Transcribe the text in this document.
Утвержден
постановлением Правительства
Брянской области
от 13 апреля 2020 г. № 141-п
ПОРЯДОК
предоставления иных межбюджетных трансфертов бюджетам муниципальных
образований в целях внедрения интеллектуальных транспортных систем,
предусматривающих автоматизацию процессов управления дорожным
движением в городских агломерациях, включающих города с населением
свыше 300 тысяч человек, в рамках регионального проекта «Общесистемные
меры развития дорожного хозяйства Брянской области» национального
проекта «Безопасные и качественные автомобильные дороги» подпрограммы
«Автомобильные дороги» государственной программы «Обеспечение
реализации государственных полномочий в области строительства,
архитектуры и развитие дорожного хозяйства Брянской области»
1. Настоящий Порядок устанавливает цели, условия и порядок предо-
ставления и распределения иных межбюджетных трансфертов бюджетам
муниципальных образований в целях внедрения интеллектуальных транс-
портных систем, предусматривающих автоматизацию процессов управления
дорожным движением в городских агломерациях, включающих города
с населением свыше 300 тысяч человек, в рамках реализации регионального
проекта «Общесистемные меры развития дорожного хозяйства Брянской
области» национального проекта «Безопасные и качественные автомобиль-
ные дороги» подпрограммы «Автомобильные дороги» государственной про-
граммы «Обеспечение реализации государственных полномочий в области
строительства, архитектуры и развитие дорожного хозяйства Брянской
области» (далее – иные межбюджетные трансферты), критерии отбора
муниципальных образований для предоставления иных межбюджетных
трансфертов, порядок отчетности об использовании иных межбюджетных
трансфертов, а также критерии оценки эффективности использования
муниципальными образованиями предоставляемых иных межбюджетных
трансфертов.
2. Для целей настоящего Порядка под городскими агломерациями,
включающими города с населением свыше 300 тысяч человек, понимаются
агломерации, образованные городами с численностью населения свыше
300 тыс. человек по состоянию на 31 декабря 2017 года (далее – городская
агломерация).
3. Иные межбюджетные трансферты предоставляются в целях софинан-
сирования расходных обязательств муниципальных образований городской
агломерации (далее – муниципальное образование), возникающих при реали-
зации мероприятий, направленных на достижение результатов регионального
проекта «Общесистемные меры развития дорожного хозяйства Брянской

○ ○ ○

• What is required
Show every line from the listing above in which the string "предусматривающих" appears.

• Result of the task
предусматривающих автоматизацию процессов управления дорожным
портных систем, предусматривающих автоматизацию процессов управления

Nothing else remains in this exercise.